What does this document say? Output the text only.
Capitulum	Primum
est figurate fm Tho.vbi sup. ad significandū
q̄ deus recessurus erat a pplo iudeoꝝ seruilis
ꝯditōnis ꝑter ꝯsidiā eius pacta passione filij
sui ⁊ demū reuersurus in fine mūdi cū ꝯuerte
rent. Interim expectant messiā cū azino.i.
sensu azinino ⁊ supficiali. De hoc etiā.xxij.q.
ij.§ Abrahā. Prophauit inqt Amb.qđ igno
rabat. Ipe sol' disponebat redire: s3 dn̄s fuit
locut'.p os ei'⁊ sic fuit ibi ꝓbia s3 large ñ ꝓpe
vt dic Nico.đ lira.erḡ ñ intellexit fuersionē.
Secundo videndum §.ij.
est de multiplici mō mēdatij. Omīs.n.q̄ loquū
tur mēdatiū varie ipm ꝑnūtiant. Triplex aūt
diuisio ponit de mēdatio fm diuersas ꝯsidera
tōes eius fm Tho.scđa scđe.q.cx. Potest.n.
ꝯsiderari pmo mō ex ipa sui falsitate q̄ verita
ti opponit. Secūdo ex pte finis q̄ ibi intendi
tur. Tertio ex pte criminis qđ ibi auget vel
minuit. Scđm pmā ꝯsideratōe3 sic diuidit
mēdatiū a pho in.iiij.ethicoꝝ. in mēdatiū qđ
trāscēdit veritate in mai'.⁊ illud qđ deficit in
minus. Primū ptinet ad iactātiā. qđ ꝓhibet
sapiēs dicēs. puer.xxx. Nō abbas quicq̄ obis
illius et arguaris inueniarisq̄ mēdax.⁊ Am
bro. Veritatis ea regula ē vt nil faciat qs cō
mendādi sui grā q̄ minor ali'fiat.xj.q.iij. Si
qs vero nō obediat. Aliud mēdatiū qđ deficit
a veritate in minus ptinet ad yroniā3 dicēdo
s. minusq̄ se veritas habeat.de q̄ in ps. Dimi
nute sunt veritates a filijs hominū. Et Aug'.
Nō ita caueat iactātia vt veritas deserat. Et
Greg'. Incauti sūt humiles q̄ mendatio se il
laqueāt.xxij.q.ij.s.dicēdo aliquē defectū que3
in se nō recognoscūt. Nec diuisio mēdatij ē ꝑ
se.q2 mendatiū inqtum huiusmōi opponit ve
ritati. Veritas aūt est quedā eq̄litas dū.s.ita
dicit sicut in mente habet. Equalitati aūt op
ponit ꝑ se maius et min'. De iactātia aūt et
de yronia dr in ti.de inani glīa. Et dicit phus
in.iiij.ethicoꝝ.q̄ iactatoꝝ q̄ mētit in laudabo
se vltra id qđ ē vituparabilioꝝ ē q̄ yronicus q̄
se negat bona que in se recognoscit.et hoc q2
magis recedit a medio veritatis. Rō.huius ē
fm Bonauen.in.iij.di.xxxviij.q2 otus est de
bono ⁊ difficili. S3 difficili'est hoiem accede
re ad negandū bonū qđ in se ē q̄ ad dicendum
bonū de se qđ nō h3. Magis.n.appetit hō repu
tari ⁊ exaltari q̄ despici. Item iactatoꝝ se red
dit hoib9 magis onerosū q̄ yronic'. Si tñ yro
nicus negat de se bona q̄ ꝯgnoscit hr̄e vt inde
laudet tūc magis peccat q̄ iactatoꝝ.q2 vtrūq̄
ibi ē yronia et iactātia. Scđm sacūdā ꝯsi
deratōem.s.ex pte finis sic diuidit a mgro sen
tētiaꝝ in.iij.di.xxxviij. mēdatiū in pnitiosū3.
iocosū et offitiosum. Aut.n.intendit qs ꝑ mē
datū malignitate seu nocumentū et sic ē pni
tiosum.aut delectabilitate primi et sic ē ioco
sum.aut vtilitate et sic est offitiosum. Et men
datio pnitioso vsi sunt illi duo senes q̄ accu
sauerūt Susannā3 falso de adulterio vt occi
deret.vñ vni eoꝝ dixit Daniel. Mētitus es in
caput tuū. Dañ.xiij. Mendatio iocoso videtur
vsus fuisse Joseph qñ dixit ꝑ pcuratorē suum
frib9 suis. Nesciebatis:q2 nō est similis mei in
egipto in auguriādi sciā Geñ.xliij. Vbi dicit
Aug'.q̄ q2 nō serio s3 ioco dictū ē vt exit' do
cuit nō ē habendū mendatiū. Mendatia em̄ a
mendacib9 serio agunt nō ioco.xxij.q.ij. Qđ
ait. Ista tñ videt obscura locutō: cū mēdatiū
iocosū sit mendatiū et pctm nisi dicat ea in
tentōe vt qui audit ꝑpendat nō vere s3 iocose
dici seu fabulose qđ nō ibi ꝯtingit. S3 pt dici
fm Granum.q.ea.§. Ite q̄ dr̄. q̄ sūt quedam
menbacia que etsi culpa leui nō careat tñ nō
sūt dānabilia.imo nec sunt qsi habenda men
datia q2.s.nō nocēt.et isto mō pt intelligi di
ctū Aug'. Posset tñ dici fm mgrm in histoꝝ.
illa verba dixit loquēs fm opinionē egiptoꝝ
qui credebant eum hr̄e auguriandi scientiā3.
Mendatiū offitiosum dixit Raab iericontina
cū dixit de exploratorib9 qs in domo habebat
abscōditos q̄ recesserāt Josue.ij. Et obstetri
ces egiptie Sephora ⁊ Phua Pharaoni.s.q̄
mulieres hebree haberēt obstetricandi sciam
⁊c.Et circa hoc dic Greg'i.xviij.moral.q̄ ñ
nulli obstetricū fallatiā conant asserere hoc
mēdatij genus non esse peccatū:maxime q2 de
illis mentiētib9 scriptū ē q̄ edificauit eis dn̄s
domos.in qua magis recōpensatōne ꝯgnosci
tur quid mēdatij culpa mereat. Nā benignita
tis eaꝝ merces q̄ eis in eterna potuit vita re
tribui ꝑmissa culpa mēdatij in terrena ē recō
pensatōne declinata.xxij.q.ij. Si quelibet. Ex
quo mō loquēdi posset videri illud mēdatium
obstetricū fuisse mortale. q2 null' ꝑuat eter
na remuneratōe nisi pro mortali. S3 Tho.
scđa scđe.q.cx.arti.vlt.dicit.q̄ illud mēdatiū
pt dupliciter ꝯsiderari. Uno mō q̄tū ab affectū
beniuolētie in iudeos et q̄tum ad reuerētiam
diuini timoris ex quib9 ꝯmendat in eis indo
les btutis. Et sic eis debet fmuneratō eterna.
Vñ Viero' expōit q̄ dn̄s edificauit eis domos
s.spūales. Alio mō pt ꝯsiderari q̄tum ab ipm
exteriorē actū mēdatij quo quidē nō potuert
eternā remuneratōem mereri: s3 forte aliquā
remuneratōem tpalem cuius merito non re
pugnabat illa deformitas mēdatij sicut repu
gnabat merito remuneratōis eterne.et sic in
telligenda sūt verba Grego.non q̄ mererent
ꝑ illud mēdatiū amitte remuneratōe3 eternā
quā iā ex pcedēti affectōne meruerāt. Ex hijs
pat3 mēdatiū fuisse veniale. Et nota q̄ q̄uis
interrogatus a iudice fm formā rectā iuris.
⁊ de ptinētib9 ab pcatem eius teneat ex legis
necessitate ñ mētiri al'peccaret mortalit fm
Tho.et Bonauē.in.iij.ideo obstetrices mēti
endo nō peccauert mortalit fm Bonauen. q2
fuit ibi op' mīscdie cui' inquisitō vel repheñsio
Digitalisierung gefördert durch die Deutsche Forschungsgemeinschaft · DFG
__________________________________________________
Work to complete: Each line of the material should be echoed exactly.

Full solution:
What does this document say? Output the text only.
Capitulum	Primum
est figurate fm Tho.vbi sup. ad significandū
q̄ deus recessurus erat a pplo iudeoꝝ seruilis
ꝯditōnis ꝑter ꝯsidiā eius pacta passione filij
sui ⁊ demū reuersurus in fine mūdi cū ꝯuerte
rent. Interim expectant messiā cū azino.i.
sensu azinino ⁊ supficiali. De hoc etiā.xxij.q.
ij.§ Abrahā. Prophauit inqt Amb.qđ igno
rabat. Ipe sol' disponebat redire: s3 dn̄s fuit
locut'.p os ei'⁊ sic fuit ibi ꝓbia s3 large ñ ꝓpe
vt dic Nico.đ lira.erḡ ñ intellexit fuersionē.
Secundo videndum §.ij.
est de multiplici mō mēdatij. Omīs.n.q̄ loquū
tur mēdatiū varie ipm ꝑnūtiant. Triplex aūt
diuisio ponit de mēdatio fm diuersas ꝯsidera
tōes eius fm Tho.scđa scđe.q.cx. Potest.n.
ꝯsiderari pmo mō ex ipa sui falsitate q̄ verita
ti opponit. Secūdo ex pte finis q̄ ibi intendi
tur. Tertio ex pte criminis qđ ibi auget vel
minuit. Scđm pmā ꝯsideratōe3 sic diuidit
mēdatiū a pho in.iiij.ethicoꝝ. in mēdatiū qđ
trāscēdit veritate in mai'.⁊ illud qđ deficit in
minus. Primū ptinet ad iactātiā. qđ ꝓhibet
sapiēs dicēs. puer.xxx. Nō abbas quicq̄ obis
illius et arguaris inueniarisq̄ mēdax.⁊ Am
bro. Veritatis ea regula ē vt nil faciat qs cō
mendādi sui grā q̄ minor ali'fiat.xj.q.iij. Si
qs vero nō obediat. Aliud mēdatiū qđ deficit
a veritate in minus ptinet ad yroniā3 dicēdo
s. minusq̄ se veritas habeat.de q̄ in ps. Dimi
nute sunt veritates a filijs hominū. Et Aug'.
Nō ita caueat iactātia vt veritas deserat. Et
Greg'. Incauti sūt humiles q̄ mendatio se il
laqueāt.xxij.q.ij.s.dicēdo aliquē defectū que3
in se nō recognoscūt. Nec diuisio mēdatij ē ꝑ
se.q2 mendatiū inqtum huiusmōi opponit ve
ritati. Veritas aūt est quedā eq̄litas dū.s.ita
dicit sicut in mente habet. Equalitati aūt op
ponit ꝑ se maius et min'. De iactātia aūt et
de yronia dr in ti.de inani glīa. Et dicit phus
in.iiij.ethicoꝝ.q̄ iactatoꝝ q̄ mētit in laudabo
se vltra id qđ ē vituparabilioꝝ ē q̄ yronicus q̄
se negat bona que in se recognoscit.et hoc q2
magis recedit a medio veritatis. Rō.huius ē
fm Bonauen.in.iij.di.xxxviij.q2 otus est de
bono ⁊ difficili. S3 difficili'est hoiem accede
re ad negandū bonū qđ in se ē q̄ ad dicendum
bonū de se qđ nō h3. Magis.n.appetit hō repu
tari ⁊ exaltari q̄ despici. Item iactatoꝝ se red
dit hoib9 magis onerosū q̄ yronic'. Si tñ yro
nicus negat de se bona q̄ ꝯgnoscit hr̄e vt inde
laudet tūc magis peccat q̄ iactatoꝝ.q2 vtrūq̄
ibi ē yronia et iactātia. Scđm sacūdā ꝯsi
deratōem.s.ex pte finis sic diuidit a mgro sen
tētiaꝝ in.iij.di.xxxviij. mēdatiū in pnitiosū3.
iocosū et offitiosum. Aut.n.intendit qs ꝑ mē
datū malignitate seu nocumentū et sic ē pni
tiosum.aut delectabilitate primi et sic ē ioco
sum.aut vtilitate et sic est offitiosum. Et men
datio pnitioso vsi sunt illi duo senes q̄ accu
sauerūt Susannā3 falso de adulterio vt occi
deret.vñ vni eoꝝ dixit Daniel. Mētitus es in
caput tuū. Dañ.xiij. Mendatio iocoso videtur
vsus fuisse Joseph qñ dixit ꝑ pcuratorē suum
frib9 suis. Nesciebatis:q2 nō est similis mei in
egipto in auguriādi sciā Geñ.xliij. Vbi dicit
Aug'.q̄ q2 nō serio s3 ioco dictū ē vt exit' do
cuit nō ē habendū mendatiū. Mendatia em̄ a
mendacib9 serio agunt nō ioco.xxij.q.ij. Qđ
ait. Ista tñ videt obscura locutō: cū mēdatiū
iocosū sit mendatiū et pctm nisi dicat ea in
tentōe vt qui audit ꝑpendat nō vere s3 iocose
dici seu fabulose qđ nō ibi ꝯtingit. S3 pt dici
fm Granum.q.ea.§. Ite q̄ dr̄. q̄ sūt quedam
menbacia que etsi culpa leui nō careat tñ nō
sūt dānabilia.imo nec sunt qsi habenda men
datia q2.s.nō nocēt.et isto mō pt intelligi di
ctū Aug'. Posset tñ dici fm mgrm in histoꝝ.
illa verba dixit loquēs fm opinionē egiptoꝝ
qui credebant eum hr̄e auguriandi scientiā3.
Mendatiū offitiosum dixit Raab iericontina
cū dixit de exploratorib9 qs in domo habebat
abscōditos q̄ recesserāt Josue.ij. Et obstetri
ces egiptie Sephora ⁊ Phua Pharaoni.s.q̄
mulieres hebree haberēt obstetricandi sciam
⁊c.Et circa hoc dic Greg'i.xviij.moral.q̄ ñ
nulli obstetricū fallatiā conant asserere hoc
mēdatij genus non esse peccatū:maxime q2 de
illis mentiētib9 scriptū ē q̄ edificauit eis dn̄s
domos.in qua magis recōpensatōne ꝯgnosci
tur quid mēdatij culpa mereat. Nā benignita
tis eaꝝ merces q̄ eis in eterna potuit vita re
tribui ꝑmissa culpa mēdatij in terrena ē recō
pensatōne declinata.xxij.q.ij. Si quelibet. Ex
quo mō loquēdi posset videri illud mēdatium
obstetricū fuisse mortale. q2 null' ꝑuat eter
na remuneratōe nisi pro mortali. S3 Tho.
scđa scđe.q.cx.arti.vlt.dicit.q̄ illud mēdatiū
pt dupliciter ꝯsiderari. Uno mō q̄tū ab affectū
beniuolētie in iudeos et q̄tum ad reuerētiam
diuini timoris ex quib9 ꝯmendat in eis indo
les btutis. Et sic eis debet fmuneratō eterna.
Vñ Viero' expōit q̄ dn̄s edificauit eis domos
s.spūales. Alio mō pt ꝯsiderari q̄tum ab ipm
exteriorē actū mēdatij quo quidē nō potuert
eternā remuneratōem mereri: s3 forte aliquā
remuneratōem tpalem cuius merito non re
pugnabat illa deformitas mēdatij sicut repu
gnabat merito remuneratōis eterne.et sic in
telligenda sūt verba Grego.non q̄ mererent
ꝑ illud mēdatiū amitte remuneratōe3 eternā
quā iā ex pcedēti affectōne meruerāt. Ex hijs
pat3 mēdatiū fuisse veniale. Et nota q̄ q̄uis
interrogatus a iudice fm formā rectā iuris.
⁊ de ptinētib9 ab pcatem eius teneat ex legis
necessitate ñ mētiri al'peccaret mortalit fm
Tho.et Bonauē.in.iij.ideo obstetrices mēti
endo nō peccauert mortalit fm Bonauen. q2
fuit ibi op' mīscdie cui' inquisitō vel repheñsio
Digitalisierung gefördert durch die Deutsche Forschungsgemeinschaft · DFG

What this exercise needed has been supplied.